**Records for processing**:
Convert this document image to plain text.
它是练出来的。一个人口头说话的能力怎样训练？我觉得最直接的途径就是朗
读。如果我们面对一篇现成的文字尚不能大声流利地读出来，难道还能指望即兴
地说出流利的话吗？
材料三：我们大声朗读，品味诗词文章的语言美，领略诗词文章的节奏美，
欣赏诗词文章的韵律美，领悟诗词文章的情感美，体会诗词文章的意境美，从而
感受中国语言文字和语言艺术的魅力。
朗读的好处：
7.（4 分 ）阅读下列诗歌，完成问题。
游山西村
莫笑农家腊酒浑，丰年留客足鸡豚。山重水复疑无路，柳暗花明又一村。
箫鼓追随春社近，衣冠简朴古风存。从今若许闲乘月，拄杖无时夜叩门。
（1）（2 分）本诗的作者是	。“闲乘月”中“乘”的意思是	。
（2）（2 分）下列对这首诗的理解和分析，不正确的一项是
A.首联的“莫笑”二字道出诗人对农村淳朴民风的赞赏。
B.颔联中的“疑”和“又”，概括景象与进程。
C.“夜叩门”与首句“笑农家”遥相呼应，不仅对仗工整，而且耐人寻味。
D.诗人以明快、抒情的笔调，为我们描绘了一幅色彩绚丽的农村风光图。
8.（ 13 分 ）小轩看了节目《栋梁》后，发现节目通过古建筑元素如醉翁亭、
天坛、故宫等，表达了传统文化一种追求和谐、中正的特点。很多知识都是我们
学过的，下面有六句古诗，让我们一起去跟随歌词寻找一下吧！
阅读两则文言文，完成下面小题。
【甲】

**Written instruction**: Transcribe the data. Leave every line exactly as it is.

**Expected output**:
Convert this document image to plain text.
它是练出来的。一个人口头说话的能力怎样训练？我觉得最直接的途径就是朗
读。如果我们面对一篇现成的文字尚不能大声流利地读出来，难道还能指望即兴
地说出流利的话吗？
材料三：我们大声朗读，品味诗词文章的语言美，领略诗词文章的节奏美，
欣赏诗词文章的韵律美，领悟诗词文章的情感美，体会诗词文章的意境美，从而
感受中国语言文字和语言艺术的魅力。
朗读的好处：
7.（4 分 ）阅读下列诗歌，完成问题。
游山西村
莫笑农家腊酒浑，丰年留客足鸡豚。山重水复疑无路，柳暗花明又一村。
箫鼓追随春社近，衣冠简朴古风存。从今若许闲乘月，拄杖无时夜叩门。
（1）（2 分）本诗的作者是	。“闲乘月”中“乘”的意思是	。
（2）（2 分）下列对这首诗的理解和分析，不正确的一项是
A.首联的“莫笑”二字道出诗人对农村淳朴民风的赞赏。
B.颔联中的“疑”和“又”，概括景象与进程。
C.“夜叩门”与首句“笑农家”遥相呼应，不仅对仗工整，而且耐人寻味。
D.诗人以明快、抒情的笔调，为我们描绘了一幅色彩绚丽的农村风光图。
8.（ 13 分 ）小轩看了节目《栋梁》后，发现节目通过古建筑元素如醉翁亭、
天坛、故宫等，表达了传统文化一种追求和谐、中正的特点。很多知识都是我们
学过的，下面有六句古诗，让我们一起去跟随歌词寻找一下吧！
阅读两则文言文，完成下面小题。
【甲】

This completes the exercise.